#### Stated task
Return only the number of lines in the entries below that hold the word "两点的高度差之比为".

#### Exercise data
============

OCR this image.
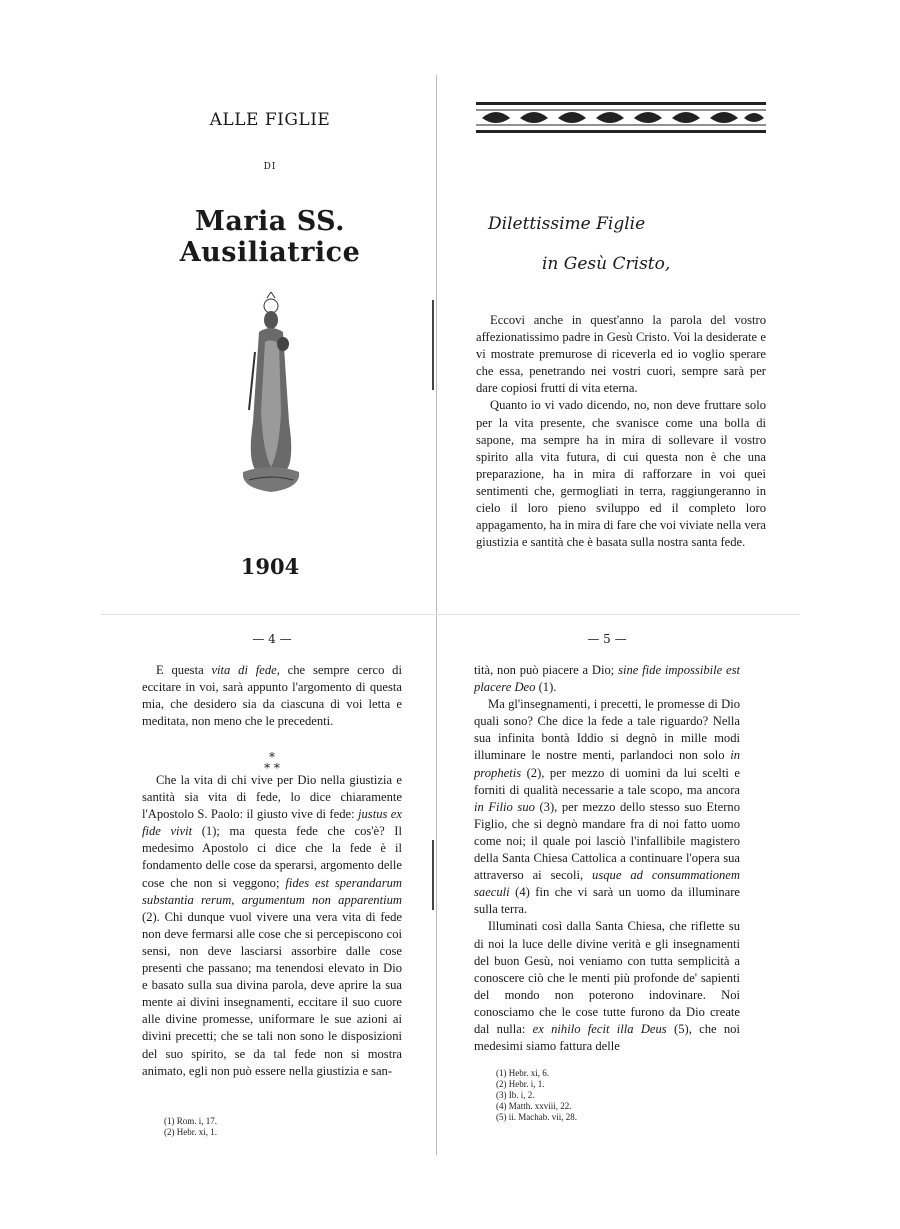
ALLE FIGLIE
DI
Maria SS. Ausiliatrice
1904
Dilettissime Figlie
in Gesù Cristo,

Eccovi anche in quest'anno la parola del vostro affezionatissimo padre in Gesù Cristo. Voi la desiderate e vi mostrate premurose di riceverla ed io voglio sperare che essa, penetrando nei vostri cuori, sempre sarà per dare copiosi frutti di vita eterna.

Quanto io vi vado dicendo, no, non deve fruttare solo per la vita presente, che svanisce come una bolla di sapone, ma sempre ha in mira di sollevare il vostro spirito alla vita futura, di cui questa non è che una preparazione, ha in mira di rafforzare in voi quei sentimenti che, germogliati in terra, raggiungeranno in cielo il loro pieno sviluppo ed il completo loro appagamento, ha in mira di fare che voi viviate nella vera giustizia e santità che è basata sulla nostra santa fede.

— 4 —

E questa vita di fede, che sempre cerco di eccitare in voi, sarà appunto l'argomento di questa mia, che desidero sia da ciascuna di voi letta e meditata, non meno che le precedenti.

*
* *

Che la vita di chi vive per Dio nella giustizia e santità sia vita di fede, lo dice chiaramente l'Apostolo S. Paolo: il giusto vive di fede: justus ex fide vivit (1); ma questa fede che cos'è? Il medesimo Apostolo ci dice che la fede è il fondamento delle cose da sperarsi, argomento delle cose che non si veggono; fides est sperandarum substantia rerum, argumentum non apparentium (2). Chi dunque vuol vivere una vera vita di fede non deve fermarsi alle cose che si percepiscono coi sensi, non deve lasciarsi assorbire dalle cose presenti che passano; ma tenendosi elevato in Dio e basato sulla sua divina parola, deve aprire la sua mente ai divini insegnamenti, eccitare il suo cuore alle divine promesse, uniformare le sue azioni ai divini precetti; che se tali non sono le disposizioni del suo spirito, se da tal fede non si mostra animato, egli non può essere nella giustizia e san-

(1) Rom. i, 17.
(2) Hebr. xi, 1.
— 5 —

tità, non può piacere a Dio; sine fide impossibile est placere Deo (1).

Ma gl'insegnamenti, i precetti, le promesse di Dio quali sono? Che dice la fede a tale riguardo? Nella sua infinita bontà Iddio si degnò in mille modi illuminare le nostre menti, parlandoci non solo in prophetis (2), per mezzo di uomini da lui scelti e forniti di qualità necessarie a tale scopo, ma ancora in Filio suo (3), per mezzo dello stesso suo Eterno Figlio, che si degnò mandare fra di noi fatto uomo come noi; il quale poi lasciò l'infallibile magistero della Santa Chiesa Cattolica a continuare l'opera sua attraverso ai secoli, usque ad consummationem saeculi (4) fin che vi sarà un uomo da illuminare sulla terra.

Illuminati così dalla Santa Chiesa, che riflette su di noi la luce delle divine verità e gli insegnamenti del buon Gesù, noi veniamo con tutta semplicità a conoscere ciò che le menti più profonde de' sapienti del mondo non poterono indovinare. Noi conosciamo che le cose tutte furono da Dio create dal nulla: ex nihilo fecit illa Deus (5), che noi medesimi siamo fattura delle

(1) Hebr. xi, 6.
(2) Hebr. i, 1.
(3) Ib. i, 2.
(4) Matth. xxviii, 22.
(5) ii. Machab. vii, 28.
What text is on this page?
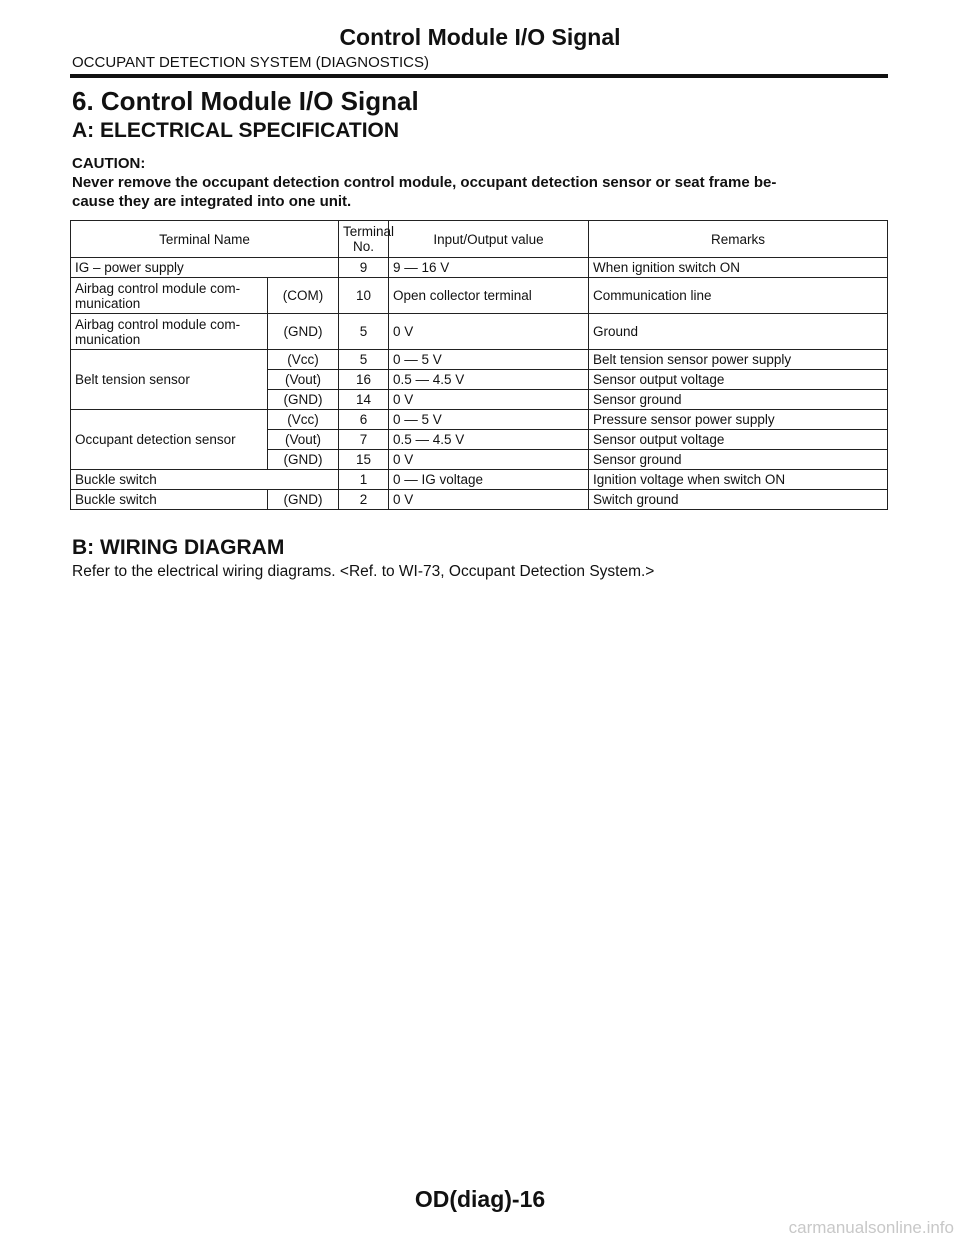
Control Module I/O Signal
OCCUPANT DETECTION SYSTEM (DIAGNOSTICS)
6. Control Module I/O Signal
A: ELECTRICAL SPECIFICATION
CAUTION:
Never remove the occupant detection control module, occupant detection sensor or seat frame be-
cause they are integrated into one unit.
Terminal Name		Terminal No.	Input/Output value	Remarks
IG – power supply		9	9 — 16 V	When ignition switch ON
Airbag control module com-munication	(COM)	10	Open collector terminal	Communication line
Airbag control module com-munication	(GND)	5	0 V	Ground
Belt tension sensor	(Vcc)	5	0 — 5 V	Belt tension sensor power supply
	(Vout)	16	0.5 — 4.5 V	Sensor output voltage
	(GND)	14	0 V	Sensor ground
Occupant detection sensor	(Vcc)	6	0 — 5 V	Pressure sensor power supply
	(Vout)	7	0.5 — 4.5 V	Sensor output voltage
	(GND)	15	0 V	Sensor ground
Buckle switch		1	0 — IG voltage	Ignition voltage when switch ON
Buckle switch	(GND)	2	0 V	Switch ground
B: WIRING DIAGRAM
Refer to the electrical wiring diagrams. <Ref. to WI-73, Occupant Detection System.>
OD(diag)-16
carmanualsonline.info
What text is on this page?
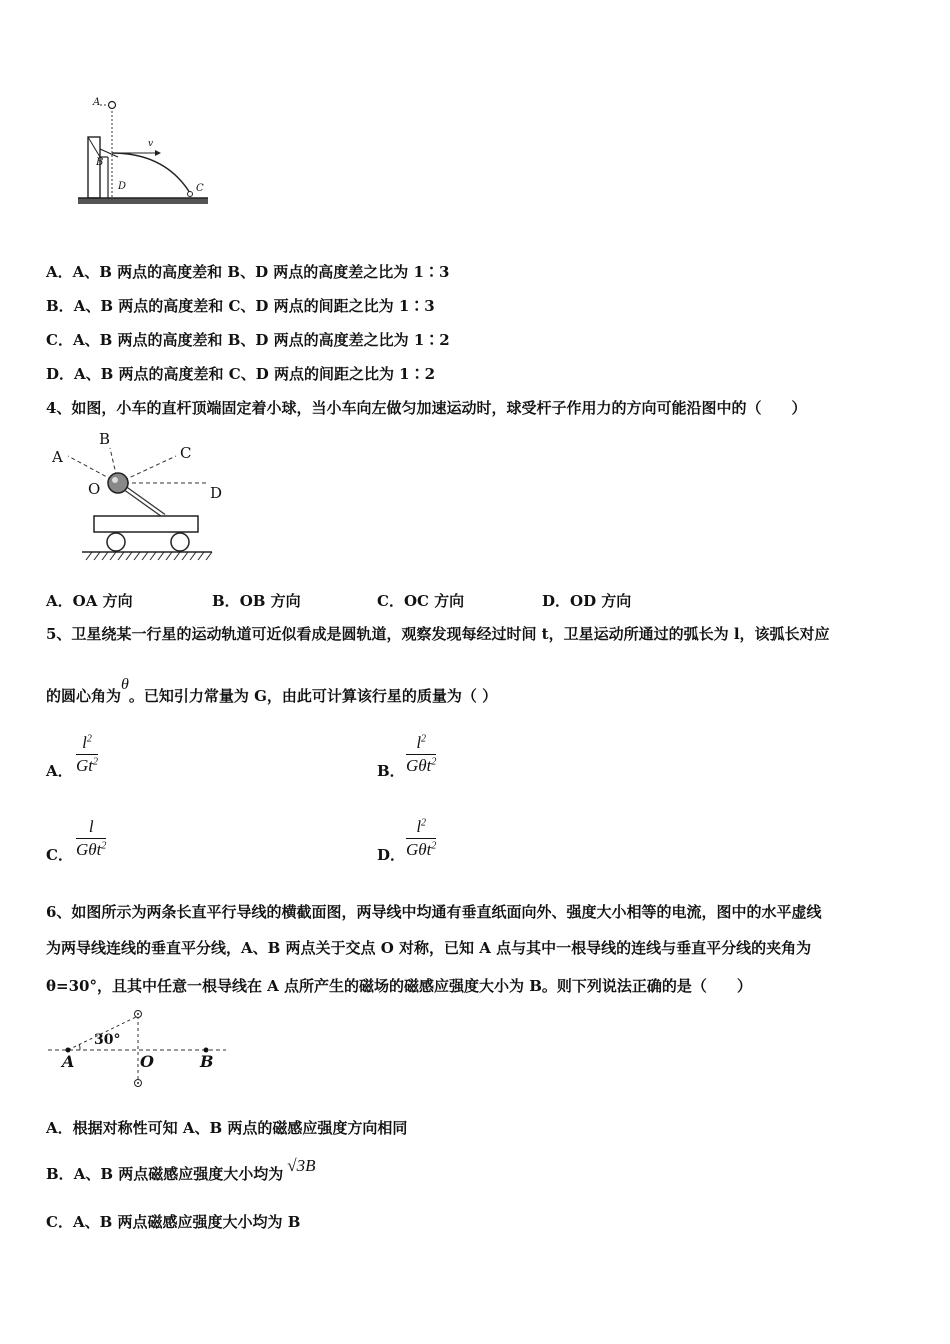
A
B
v
D	C
A．A、B 两点的高度差和 B、D 两点的高度差之比为 1∶3
B．A、B 两点的高度差和 C、D 两点的间距之比为 1∶3
C．A、B 两点的高度差和 B、D 两点的高度差之比为 1∶2
D．A、B 两点的高度差和 C、D 两点的间距之比为 1∶2
4、如图，小车的直杆顶端固定着小球，当小车向左做匀加速运动时，球受杆子作用力的方向可能沿图中的（　　）
A
B
C
O	D
A．OA 方向	B．OB 方向	C．OC 方向	D．OD 方向
5、卫星绕某一行星的运动轨道可近似看成是圆轨道，观察发现每经过时间 t，卫星运动所通过的弧长为 l，该弧长对应
的圆心角为θ。已知引力常量为 G，由此可计算该行星的质量为（ ）
A． $\frac{l^2}{Gt^2}$	B．
$l^2$
Gθt$^2$
C．
l
Gθt$^2$
D．
$l^2$
Gθt$^2$
6、如图所示为两条长直平行导线的横截面图，两导线中均通有垂直纸面向外、强度大小相等的电流，图中的水平虚线
为两导线连线的垂直平分线，A、B 两点关于交点 O 对称，已知 A 点与其中一根导线的连线与垂直平分线的夹角为
θ=30°，且其中任意一根导线在 A 点所产生的磁场的磁感应强度大小为 B。则下列说法正确的是（　　）
30°
A	O	B
A．根据对称性可知 A、B 两点的磁感应强度方向相同
B．A、B 两点磁感应强度大小均为 √3B
C．A、B 两点磁感应强度大小均为 B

============

#### Answer to this task
2